** Begin **

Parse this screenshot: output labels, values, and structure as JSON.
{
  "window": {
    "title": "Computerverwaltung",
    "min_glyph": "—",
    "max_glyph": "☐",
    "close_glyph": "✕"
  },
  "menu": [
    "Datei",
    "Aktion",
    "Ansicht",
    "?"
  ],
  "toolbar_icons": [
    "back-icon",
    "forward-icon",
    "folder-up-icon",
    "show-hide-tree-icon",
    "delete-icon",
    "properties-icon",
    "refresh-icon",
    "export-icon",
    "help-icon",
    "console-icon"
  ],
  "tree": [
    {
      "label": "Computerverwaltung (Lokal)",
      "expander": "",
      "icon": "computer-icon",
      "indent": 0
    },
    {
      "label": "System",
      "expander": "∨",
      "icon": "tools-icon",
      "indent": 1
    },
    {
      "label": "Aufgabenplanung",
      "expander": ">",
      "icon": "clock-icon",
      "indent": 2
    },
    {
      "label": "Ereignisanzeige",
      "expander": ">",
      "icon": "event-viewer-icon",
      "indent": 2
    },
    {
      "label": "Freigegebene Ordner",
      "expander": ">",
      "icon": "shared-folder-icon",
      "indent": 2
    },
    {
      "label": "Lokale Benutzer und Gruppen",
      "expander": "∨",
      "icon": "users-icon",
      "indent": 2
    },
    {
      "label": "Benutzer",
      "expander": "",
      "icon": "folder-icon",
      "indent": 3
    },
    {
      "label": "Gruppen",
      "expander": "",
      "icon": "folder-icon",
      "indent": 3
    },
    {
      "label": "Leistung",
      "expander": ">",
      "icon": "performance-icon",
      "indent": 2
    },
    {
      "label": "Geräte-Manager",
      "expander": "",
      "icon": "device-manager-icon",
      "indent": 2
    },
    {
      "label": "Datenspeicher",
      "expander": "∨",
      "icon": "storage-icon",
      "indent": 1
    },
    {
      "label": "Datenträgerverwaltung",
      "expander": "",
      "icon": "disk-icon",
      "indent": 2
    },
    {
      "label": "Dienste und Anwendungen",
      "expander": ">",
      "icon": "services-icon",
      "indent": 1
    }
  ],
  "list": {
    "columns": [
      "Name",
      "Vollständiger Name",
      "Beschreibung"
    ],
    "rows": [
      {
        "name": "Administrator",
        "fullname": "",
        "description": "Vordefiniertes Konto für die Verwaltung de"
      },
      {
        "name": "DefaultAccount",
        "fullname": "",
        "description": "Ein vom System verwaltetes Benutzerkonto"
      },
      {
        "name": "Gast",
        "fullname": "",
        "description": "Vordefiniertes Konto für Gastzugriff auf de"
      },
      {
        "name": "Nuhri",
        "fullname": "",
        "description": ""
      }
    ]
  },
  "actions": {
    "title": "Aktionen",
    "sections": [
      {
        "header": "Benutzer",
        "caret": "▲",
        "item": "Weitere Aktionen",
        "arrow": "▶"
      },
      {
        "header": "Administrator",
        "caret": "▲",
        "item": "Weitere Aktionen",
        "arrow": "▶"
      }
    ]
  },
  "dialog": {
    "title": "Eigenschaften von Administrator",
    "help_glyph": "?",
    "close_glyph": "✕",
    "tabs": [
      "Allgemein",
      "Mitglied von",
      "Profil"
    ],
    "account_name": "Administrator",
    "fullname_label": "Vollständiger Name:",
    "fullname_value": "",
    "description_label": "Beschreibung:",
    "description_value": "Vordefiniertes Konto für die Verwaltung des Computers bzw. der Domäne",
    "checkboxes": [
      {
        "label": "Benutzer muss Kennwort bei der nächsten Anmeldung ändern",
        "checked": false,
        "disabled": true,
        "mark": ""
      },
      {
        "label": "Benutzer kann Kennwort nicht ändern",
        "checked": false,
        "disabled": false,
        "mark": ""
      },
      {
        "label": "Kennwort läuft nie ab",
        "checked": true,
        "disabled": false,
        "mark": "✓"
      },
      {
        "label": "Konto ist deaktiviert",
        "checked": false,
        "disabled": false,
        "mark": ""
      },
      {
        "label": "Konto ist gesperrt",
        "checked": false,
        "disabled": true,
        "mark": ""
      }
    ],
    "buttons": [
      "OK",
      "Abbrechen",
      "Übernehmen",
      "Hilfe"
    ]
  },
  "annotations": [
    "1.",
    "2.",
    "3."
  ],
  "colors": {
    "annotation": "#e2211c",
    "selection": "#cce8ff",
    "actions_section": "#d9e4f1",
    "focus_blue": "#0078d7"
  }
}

** End **

STATED GOAL - Lines from the records above that hold "Kennwort" are the ones to list.

REPLY -
        "label": "Benutzer muss Kennwort bei der nächsten Anmeldung ändern",
        "label": "Benutzer kann Kennwort nicht ändern",
        "label": "Kennwort läuft nie ab",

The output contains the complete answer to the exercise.